Exercise goal:
Write out all the data again, exactly as it stands.

Supplied entries:
-- BEGIN --
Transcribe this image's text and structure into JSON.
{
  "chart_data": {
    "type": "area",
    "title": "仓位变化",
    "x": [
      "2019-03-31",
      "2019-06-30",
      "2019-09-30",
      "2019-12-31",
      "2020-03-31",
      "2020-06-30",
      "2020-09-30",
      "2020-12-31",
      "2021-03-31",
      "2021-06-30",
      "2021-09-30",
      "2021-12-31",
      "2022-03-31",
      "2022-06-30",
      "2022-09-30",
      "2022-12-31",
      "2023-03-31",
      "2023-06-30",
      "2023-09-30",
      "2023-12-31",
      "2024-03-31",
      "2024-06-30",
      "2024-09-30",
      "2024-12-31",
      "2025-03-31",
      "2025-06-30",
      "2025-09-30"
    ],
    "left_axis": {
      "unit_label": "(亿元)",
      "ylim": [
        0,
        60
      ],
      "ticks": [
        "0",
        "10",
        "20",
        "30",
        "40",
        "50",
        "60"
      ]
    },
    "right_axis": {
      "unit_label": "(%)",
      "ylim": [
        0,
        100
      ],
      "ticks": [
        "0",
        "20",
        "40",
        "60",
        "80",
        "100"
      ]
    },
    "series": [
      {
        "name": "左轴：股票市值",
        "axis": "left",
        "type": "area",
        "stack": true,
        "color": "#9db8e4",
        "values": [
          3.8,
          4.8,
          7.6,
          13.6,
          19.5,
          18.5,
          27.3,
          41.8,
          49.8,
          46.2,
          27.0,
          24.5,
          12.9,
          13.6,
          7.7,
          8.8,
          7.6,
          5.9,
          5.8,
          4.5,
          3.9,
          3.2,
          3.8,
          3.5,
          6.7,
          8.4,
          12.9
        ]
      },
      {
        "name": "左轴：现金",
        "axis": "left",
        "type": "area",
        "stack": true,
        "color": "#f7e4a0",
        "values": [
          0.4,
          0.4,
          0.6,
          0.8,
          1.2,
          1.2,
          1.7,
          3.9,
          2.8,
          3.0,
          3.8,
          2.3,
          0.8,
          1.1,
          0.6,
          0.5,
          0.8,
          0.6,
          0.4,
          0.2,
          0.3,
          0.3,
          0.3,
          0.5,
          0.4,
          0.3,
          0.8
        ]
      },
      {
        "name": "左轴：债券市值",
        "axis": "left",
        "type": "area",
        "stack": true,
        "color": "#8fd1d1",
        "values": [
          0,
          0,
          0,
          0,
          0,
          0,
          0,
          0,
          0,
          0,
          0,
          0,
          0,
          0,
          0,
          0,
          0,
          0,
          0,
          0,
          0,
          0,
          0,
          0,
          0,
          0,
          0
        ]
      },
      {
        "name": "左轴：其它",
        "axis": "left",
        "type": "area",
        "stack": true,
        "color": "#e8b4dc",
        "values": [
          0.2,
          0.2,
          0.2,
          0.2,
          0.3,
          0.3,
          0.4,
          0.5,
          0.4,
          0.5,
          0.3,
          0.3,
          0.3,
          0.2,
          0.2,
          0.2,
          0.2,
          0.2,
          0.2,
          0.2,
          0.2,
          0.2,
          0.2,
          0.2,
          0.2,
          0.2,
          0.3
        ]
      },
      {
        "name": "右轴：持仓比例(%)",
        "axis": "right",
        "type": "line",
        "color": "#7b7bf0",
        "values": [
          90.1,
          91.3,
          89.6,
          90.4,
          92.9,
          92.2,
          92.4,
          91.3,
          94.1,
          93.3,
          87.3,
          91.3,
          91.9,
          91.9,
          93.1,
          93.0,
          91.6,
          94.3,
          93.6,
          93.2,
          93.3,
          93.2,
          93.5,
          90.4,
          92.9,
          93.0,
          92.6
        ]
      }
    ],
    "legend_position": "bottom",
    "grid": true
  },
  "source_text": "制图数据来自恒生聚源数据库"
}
-- END --
Solution to this problem:
Transcribe this image's text and structure into JSON.
{
  "chart_data": {
    "type": "area",
    "title": "仓位变化",
    "x": [
      "2019-03-31",
      "2019-06-30",
      "2019-09-30",
      "2019-12-31",
      "2020-03-31",
      "2020-06-30",
      "2020-09-30",
      "2020-12-31",
      "2021-03-31",
      "2021-06-30",
      "2021-09-30",
      "2021-12-31",
      "2022-03-31",
      "2022-06-30",
      "2022-09-30",
      "2022-12-31",
      "2023-03-31",
      "2023-06-30",
      "2023-09-30",
      "2023-12-31",
      "2024-03-31",
      "2024-06-30",
      "2024-09-30",
      "2024-12-31",
      "2025-03-31",
      "2025-06-30",
      "2025-09-30"
    ],
    "left_axis": {
      "unit_label": "(亿元)",
      "ylim": [
        0,
        60
      ],
      "ticks": [
        "0",
        "10",
        "20",
        "30",
        "40",
        "50",
        "60"
      ]
    },
    "right_axis": {
      "unit_label": "(%)",
      "ylim": [
        0,
        100
      ],
      "ticks": [
        "0",
        "20",
        "40",
        "60",
        "80",
        "100"
      ]
    },
    "series": [
      {
        "name": "左轴：股票市值",
        "axis": "left",
        "type": "area",
        "stack": true,
        "color": "#9db8e4",
        "values": [
          3.8,
          4.8,
          7.6,
          13.6,
          19.5,
          18.5,
          27.3,
          41.8,
          49.8,
          46.2,
          27.0,
          24.5,
          12.9,
          13.6,
          7.7,
          8.8,
          7.6,
          5.9,
          5.8,
          4.5,
          3.9,
          3.2,
          3.8,
          3.5,
          6.7,
          8.4,
          12.9
        ]
      },
      {
        "name": "左轴：现金",
        "axis": "left",
        "type": "area",
        "stack": true,
        "color": "#f7e4a0",
        "values": [
          0.4,
          0.4,
          0.6,
          0.8,
          1.2,
          1.2,
          1.7,
          3.9,
          2.8,
          3.0,
          3.8,
          2.3,
          0.8,
          1.1,
          0.6,
          0.5,
          0.8,
          0.6,
          0.4,
          0.2,
          0.3,
          0.3,
          0.3,
          0.5,
          0.4,
          0.3,
          0.8
        ]
      },
      {
        "name": "左轴：债券市值",
        "axis": "left",
        "type": "area",
        "stack": true,
        "color": "#8fd1d1",
        "values": [
          0,
          0,
          0,
          0,
          0,
          0,
          0,
          0,
          0,
          0,
          0,
          0,
          0,
          0,
          0,
          0,
          0,
          0,
          0,
          0,
          0,
          0,
          0,
          0,
          0,
          0,
          0
        ]
      },
      {
        "name": "左轴：其它",
        "axis": "left",
        "type": "area",
        "stack": true,
        "color": "#e8b4dc",
        "values": [
          0.2,
          0.2,
          0.2,
          0.2,
          0.3,
          0.3,
          0.4,
          0.5,
          0.4,
          0.5,
          0.3,
          0.3,
          0.3,
          0.2,
          0.2,
          0.2,
          0.2,
          0.2,
          0.2,
          0.2,
          0.2,
          0.2,
          0.2,
          0.2,
          0.2,
          0.2,
          0.3
        ]
      },
      {
        "name": "右轴：持仓比例(%)",
        "axis": "right",
        "type": "line",
        "color": "#7b7bf0",
        "values": [
          90.1,
          91.3,
          89.6,
          90.4,
          92.9,
          92.2,
          92.4,
          91.3,
          94.1,
          93.3,
          87.3,
          91.3,
          91.9,
          91.9,
          93.1,
          93.0,
          91.6,
          94.3,
          93.6,
          93.2,
          93.3,
          93.2,
          93.5,
          90.4,
          92.9,
          93.0,
          92.6
        ]
      }
    ],
    "legend_position": "bottom",
    "grid": true
  },
  "source_text": "制图数据来自恒生聚源数据库"
}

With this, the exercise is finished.